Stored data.

— start —

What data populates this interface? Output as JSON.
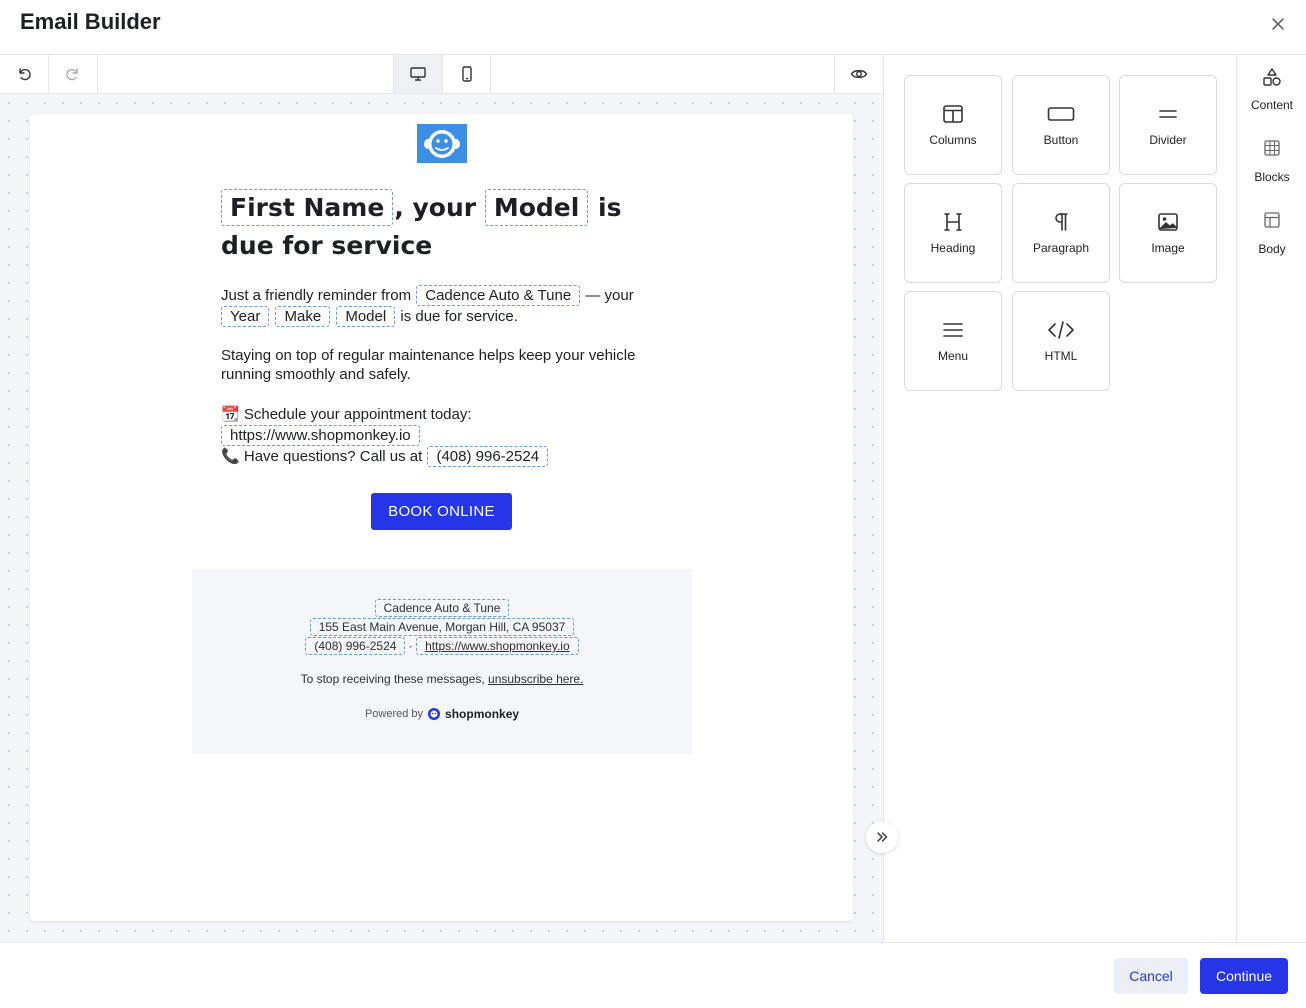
{
  "header": {
    "title": "Email Builder",
    "close_icon": "close-icon"
  },
  "toolbar": {
    "undo_icon": "undo-icon",
    "redo_icon": "redo-icon",
    "desktop_icon": "desktop-icon",
    "mobile_icon": "mobile-icon",
    "preview_icon": "eye-icon"
  },
  "email": {
    "logo_icon": "monkey-logo-icon",
    "headline": {
      "token_first_name": "First Name",
      "text_1": ", your",
      "token_model": "Model",
      "text_2": " is due for service"
    },
    "reminder": {
      "text_1": "Just a friendly reminder from",
      "token_shop": "Cadence Auto & Tune",
      "text_2": "— your",
      "token_year": "Year",
      "token_make": "Make",
      "token_model": "Model",
      "text_3": "is due for service."
    },
    "maintenance": "Staying on top of regular maintenance helps keep your vehicle running smoothly and safely.",
    "schedule": {
      "emoji": "📆",
      "text": "Schedule your appointment today:",
      "token_url": "https://www.shopmonkey.io"
    },
    "questions": {
      "emoji": "📞",
      "text": "Have questions? Call us at",
      "token_phone": "(408) 996-2524"
    },
    "book_button": "BOOK ONLINE",
    "footer": {
      "shop_name": "Cadence Auto & Tune",
      "address": "155 East Main Avenue, Morgan Hill, CA 95037",
      "phone": "(408) 996-2524",
      "separator": "·",
      "website": "https://www.shopmonkey.io",
      "unsubscribe_text": "To stop receiving these messages,",
      "unsubscribe_link": "unsubscribe here.",
      "powered_by": "Powered by",
      "brand": "shopmonkey"
    }
  },
  "panel": {
    "tiles": [
      {
        "label": "Columns",
        "icon": "columns-icon"
      },
      {
        "label": "Button",
        "icon": "button-icon"
      },
      {
        "label": "Divider",
        "icon": "divider-icon"
      },
      {
        "label": "Heading",
        "icon": "heading-icon"
      },
      {
        "label": "Paragraph",
        "icon": "paragraph-icon"
      },
      {
        "label": "Image",
        "icon": "image-icon"
      },
      {
        "label": "Menu",
        "icon": "menu-icon"
      },
      {
        "label": "HTML",
        "icon": "code-icon"
      }
    ],
    "collapse_icon": "double-chevron-right-icon"
  },
  "rail": {
    "items": [
      {
        "label": "Content",
        "icon": "shapes-icon"
      },
      {
        "label": "Blocks",
        "icon": "blocks-icon"
      },
      {
        "label": "Body",
        "icon": "layout-icon"
      }
    ]
  },
  "footer_bar": {
    "cancel": "Cancel",
    "continue": "Continue"
  },
  "colors": {
    "accent": "#2536e8",
    "token_border": "#6b9ad8",
    "logo_bg": "#3d8fe6"
  }
}
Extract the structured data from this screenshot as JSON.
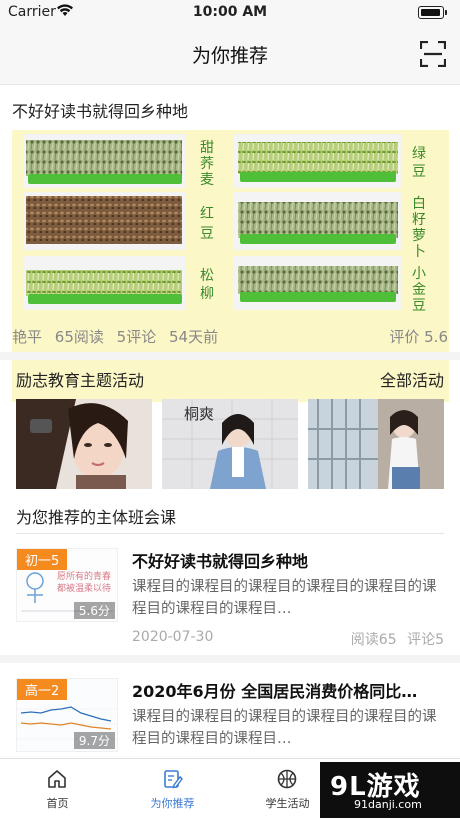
{
  "status_bar": {
    "carrier": "Carrier",
    "time": "10:00 AM"
  },
  "nav": {
    "title": "为你推荐",
    "scan_icon": "scan-icon"
  },
  "featured": {
    "title": "不好好读书就得回乡种地",
    "sprout_labels": [
      "甜荞麦",
      "绿豆",
      "红豆",
      "白籽萝卜",
      "松柳",
      "小金豆"
    ],
    "meta": {
      "author": "艳平",
      "reads": "65阅读",
      "comments": "5评论",
      "time": "54天前"
    },
    "rating": "评价 5.6"
  },
  "activities": {
    "section_title": "励志教育主题活动",
    "all_label": "全部活动"
  },
  "courses": {
    "section_title": "为您推荐的主体班会课",
    "items": [
      {
        "grade": "初一5",
        "score": "5.6分",
        "thumb_text": [
          "愿所有的青春",
          "都被温柔以待"
        ],
        "title": "不好好读书就得回乡种地",
        "desc": "课程目的课程目的课程目的课程目的课程目的课程目的课程目的课程目…",
        "date": "2020-07-30",
        "reads": "阅读65",
        "comments": "评论5"
      },
      {
        "grade": "高一2",
        "score": "9.7分",
        "title": "2020年6月份 全国居民消费价格同比…",
        "desc": "课程目的课程目的课程目的课程目的课程目的课程目的课程目的课程目…"
      }
    ]
  },
  "tabbar": {
    "tabs": [
      {
        "label": "首页",
        "icon": "home-icon"
      },
      {
        "label": "为你推荐",
        "icon": "edit-icon",
        "active": true
      },
      {
        "label": "学生活动",
        "icon": "basketball-icon"
      }
    ]
  },
  "watermark": {
    "brand": "9L游戏",
    "site": "91danji.com"
  },
  "colors": {
    "accent": "#3a7bd5",
    "grade_badge": "#f58a1f",
    "meta_text": "#888888"
  }
}
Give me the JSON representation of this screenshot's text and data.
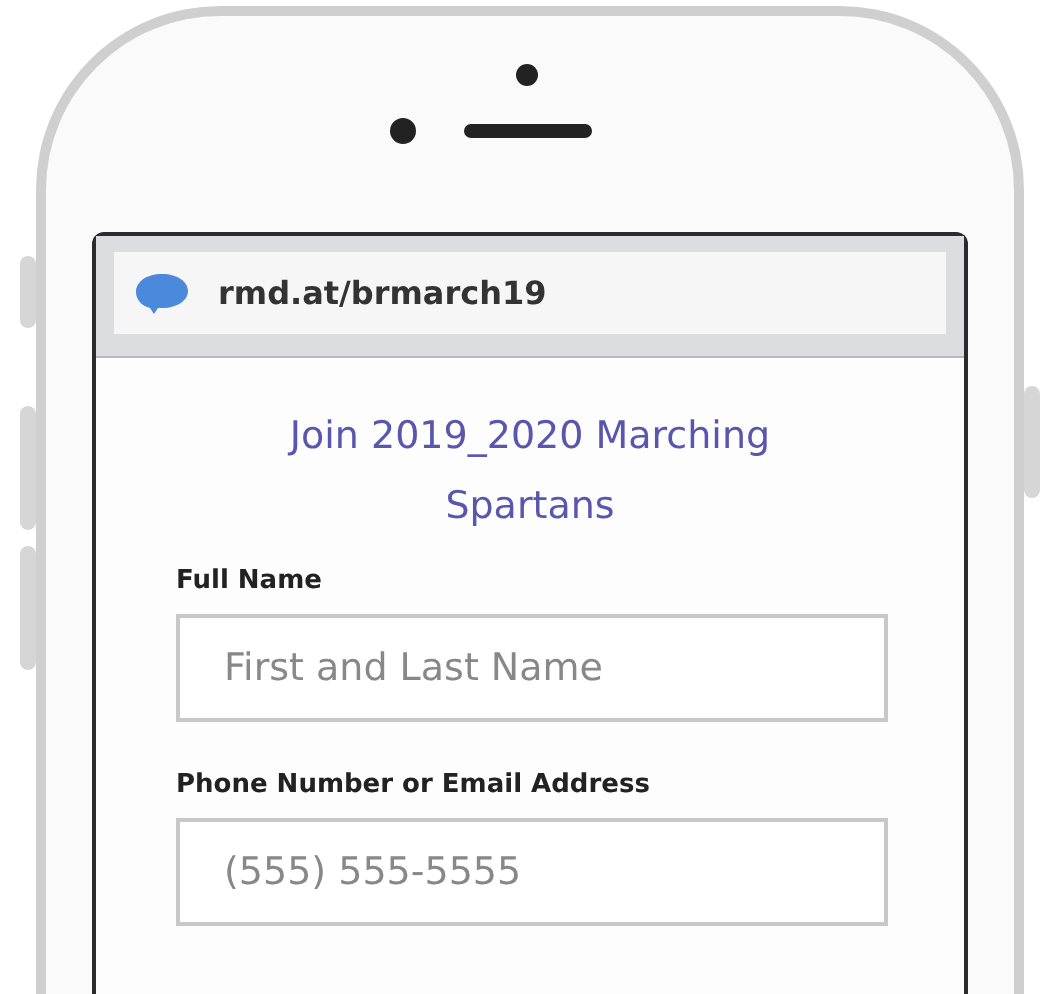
{
  "browser": {
    "url": "rmd.at/brmarch19"
  },
  "form": {
    "title": "Join 2019_2020 Marching Spartans",
    "fields": [
      {
        "label": "Full Name",
        "placeholder": "First and Last Name"
      },
      {
        "label": "Phone Number or Email Address",
        "placeholder": "(555) 555-5555"
      }
    ]
  }
}
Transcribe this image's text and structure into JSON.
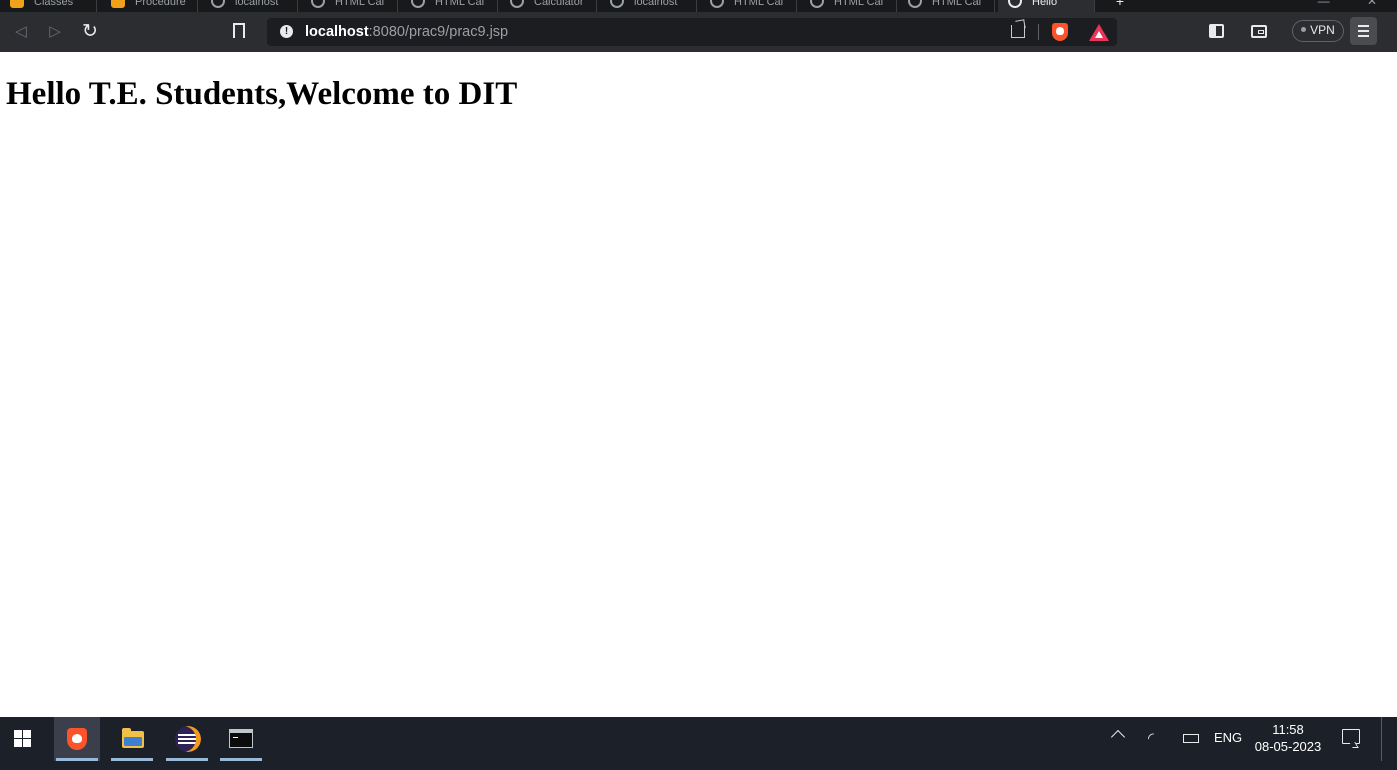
{
  "browser": {
    "tabs": [
      {
        "label": "Classes",
        "icon": "orange-app-icon"
      },
      {
        "label": "Procedure",
        "icon": "orange-app-icon"
      },
      {
        "label": "localhost",
        "icon": "globe-icon"
      },
      {
        "label": "HTML Cal",
        "icon": "globe-icon"
      },
      {
        "label": "HTML Cal",
        "icon": "globe-icon"
      },
      {
        "label": "Calculator",
        "icon": "globe-icon"
      },
      {
        "label": "localhost",
        "icon": "globe-icon"
      },
      {
        "label": "HTML Cal",
        "icon": "globe-icon"
      },
      {
        "label": "HTML Cal",
        "icon": "globe-icon"
      },
      {
        "label": "HTML Cal",
        "icon": "globe-icon"
      },
      {
        "label": "Hello",
        "icon": "globe-icon",
        "active": true
      }
    ],
    "new_tab_label": "+",
    "url": {
      "host": "localhost",
      "rest": ":8080/prac9/prac9.jsp"
    },
    "vpn_label": "VPN",
    "colors": {
      "chrome_bg": "#2b2d31",
      "brave_orange": "#fb542b",
      "rewards_red": "#e8355a"
    }
  },
  "page": {
    "heading": "Hello T.E. Students,Welcome to DIT"
  },
  "taskbar": {
    "apps": [
      "windows-start-icon",
      "brave-icon",
      "file-explorer-icon",
      "eclipse-icon",
      "command-prompt-icon"
    ],
    "language": "ENG",
    "time": "11:58",
    "date": "08-05-2023"
  }
}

— end —

BRIEF.
Using the data above, print every line exactly, omitting pictures.

ANSWER BELOW.
What data populates this interface? Output as JSON.
{
  "header": {
    "title": "Email Builder",
    "close_icon": "close-icon"
  },
  "toolbar": {
    "undo_icon": "undo-icon",
    "redo_icon": "redo-icon",
    "desktop_icon": "desktop-icon",
    "mobile_icon": "mobile-icon",
    "preview_icon": "eye-icon"
  },
  "email": {
    "logo_icon": "monkey-logo-icon",
    "headline": {
      "token_first_name": "First Name",
      "text_1": ", your",
      "token_model": "Model",
      "text_2": " is due for service"
    },
    "reminder": {
      "text_1": "Just a friendly reminder from",
      "token_shop": "Cadence Auto & Tune",
      "text_2": "— your",
      "token_year": "Year",
      "token_make": "Make",
      "token_model": "Model",
      "text_3": "is due for service."
    },
    "maintenance": "Staying on top of regular maintenance helps keep your vehicle running smoothly and safely.",
    "schedule": {
      "emoji": "📆",
      "text": "Schedule your appointment today:",
      "token_url": "https://www.shopmonkey.io"
    },
    "questions": {
      "emoji": "📞",
      "text": "Have questions? Call us at",
      "token_phone": "(408) 996-2524"
    },
    "book_button": "BOOK ONLINE",
    "footer": {
      "shop_name": "Cadence Auto & Tune",
      "address": "155 East Main Avenue, Morgan Hill, CA 95037",
      "phone": "(408) 996-2524",
      "separator": "·",
      "website": "https://www.shopmonkey.io",
      "unsubscribe_text": "To stop receiving these messages,",
      "unsubscribe_link": "unsubscribe here.",
      "powered_by": "Powered by",
      "brand": "shopmonkey"
    }
  },
  "panel": {
    "tiles": [
      {
        "label": "Columns",
        "icon": "columns-icon"
      },
      {
        "label": "Button",
        "icon": "button-icon"
      },
      {
        "label": "Divider",
        "icon": "divider-icon"
      },
      {
        "label": "Heading",
        "icon": "heading-icon"
      },
      {
        "label": "Paragraph",
        "icon": "paragraph-icon"
      },
      {
        "label": "Image",
        "icon": "image-icon"
      },
      {
        "label": "Menu",
        "icon": "menu-icon"
      },
      {
        "label": "HTML",
        "icon": "code-icon"
      }
    ],
    "collapse_icon": "double-chevron-right-icon"
  },
  "rail": {
    "items": [
      {
        "label": "Content",
        "icon": "shapes-icon"
      },
      {
        "label": "Blocks",
        "icon": "blocks-icon"
      },
      {
        "label": "Body",
        "icon": "layout-icon"
      }
    ]
  },
  "footer_bar": {
    "cancel": "Cancel",
    "continue": "Continue"
  },
  "colors": {
    "accent": "#2536e8",
    "token_border": "#6b9ad8",
    "logo_bg": "#3d8fe6"
  }
}
Extract the structured data from this screenshot as JSON.
{
  "status_bar": {
    "carrier": "Carrier",
    "time": "10:00 AM"
  },
  "nav": {
    "title": "为你推荐",
    "scan_icon": "scan-icon"
  },
  "featured": {
    "title": "不好好读书就得回乡种地",
    "sprout_labels": [
      "甜荞麦",
      "绿豆",
      "红豆",
      "白籽萝卜",
      "松柳",
      "小金豆"
    ],
    "meta": {
      "author": "艳平",
      "reads": "65阅读",
      "comments": "5评论",
      "time": "54天前"
    },
    "rating": "评价 5.6"
  },
  "activities": {
    "section_title": "励志教育主题活动",
    "all_label": "全部活动"
  },
  "courses": {
    "section_title": "为您推荐的主体班会课",
    "items": [
      {
        "grade": "初一5",
        "score": "5.6分",
        "thumb_text": [
          "愿所有的青春",
          "都被温柔以待"
        ],
        "title": "不好好读书就得回乡种地",
        "desc": "课程目的课程目的课程目的课程目的课程目的课程目的课程目的课程目…",
        "date": "2020-07-30",
        "reads": "阅读65",
        "comments": "评论5"
      },
      {
        "grade": "高一2",
        "score": "9.7分",
        "title": "2020年6月份 全国居民消费价格同比…",
        "desc": "课程目的课程目的课程目的课程目的课程目的课程目的课程目的课程目…"
      }
    ]
  },
  "tabbar": {
    "tabs": [
      {
        "label": "首页",
        "icon": "home-icon"
      },
      {
        "label": "为你推荐",
        "icon": "edit-icon",
        "active": true
      },
      {
        "label": "学生活动",
        "icon": "basketball-icon"
      }
    ]
  },
  "watermark": {
    "brand": "9L游戏",
    "site": "91danji.com"
  },
  "colors": {
    "accent": "#3a7bd5",
    "grade_badge": "#f58a1f",
    "meta_text": "#888888"
  }
}
Give me the JSON representation of this screenshot's text and data.
{
  "browser": {
    "url": "rmd.at/brmarch19"
  },
  "form": {
    "title": "Join 2019_2020 Marching Spartans",
    "fields": [
      {
        "label": "Full Name",
        "placeholder": "First and Last Name"
      },
      {
        "label": "Phone Number or Email Address",
        "placeholder": "(555) 555-5555"
      }
    ]
  }
}
Transcribe this image's text and structure into JSON.
{
  "browser": {
    "tabs": [
      {
        "label": "Classes",
        "icon": "orange-app-icon"
      },
      {
        "label": "Procedure",
        "icon": "orange-app-icon"
      },
      {
        "label": "localhost",
        "icon": "globe-icon"
      },
      {
        "label": "HTML Cal",
        "icon": "globe-icon"
      },
      {
        "label": "HTML Cal",
        "icon": "globe-icon"
      },
      {
        "label": "Calculator",
        "icon": "globe-icon"
      },
      {
        "label": "localhost",
        "icon": "globe-icon"
      },
      {
        "label": "HTML Cal",
        "icon": "globe-icon"
      },
      {
        "label": "HTML Cal",
        "icon": "globe-icon"
      },
      {
        "label": "HTML Cal",
        "icon": "globe-icon"
      },
      {
        "label": "Hello",
        "icon": "globe-icon",
        "active": true
      }
    ],
    "new_tab_label": "+",
    "url": {
      "host": "localhost",
      "rest": ":8080/prac9/prac9.jsp"
    },
    "vpn_label": "VPN",
    "colors": {
      "chrome_bg": "#2b2d31",
      "brave_orange": "#fb542b",
      "rewards_red": "#e8355a"
    }
  },
  "page": {
    "heading": "Hello T.E. Students,Welcome to DIT"
  },
  "taskbar": {
    "apps": [
      "windows-start-icon",
      "brave-icon",
      "file-explorer-icon",
      "eclipse-icon",
      "command-prompt-icon"
    ],
    "language": "ENG",
    "time": "11:58",
    "date": "08-05-2023"
  }
}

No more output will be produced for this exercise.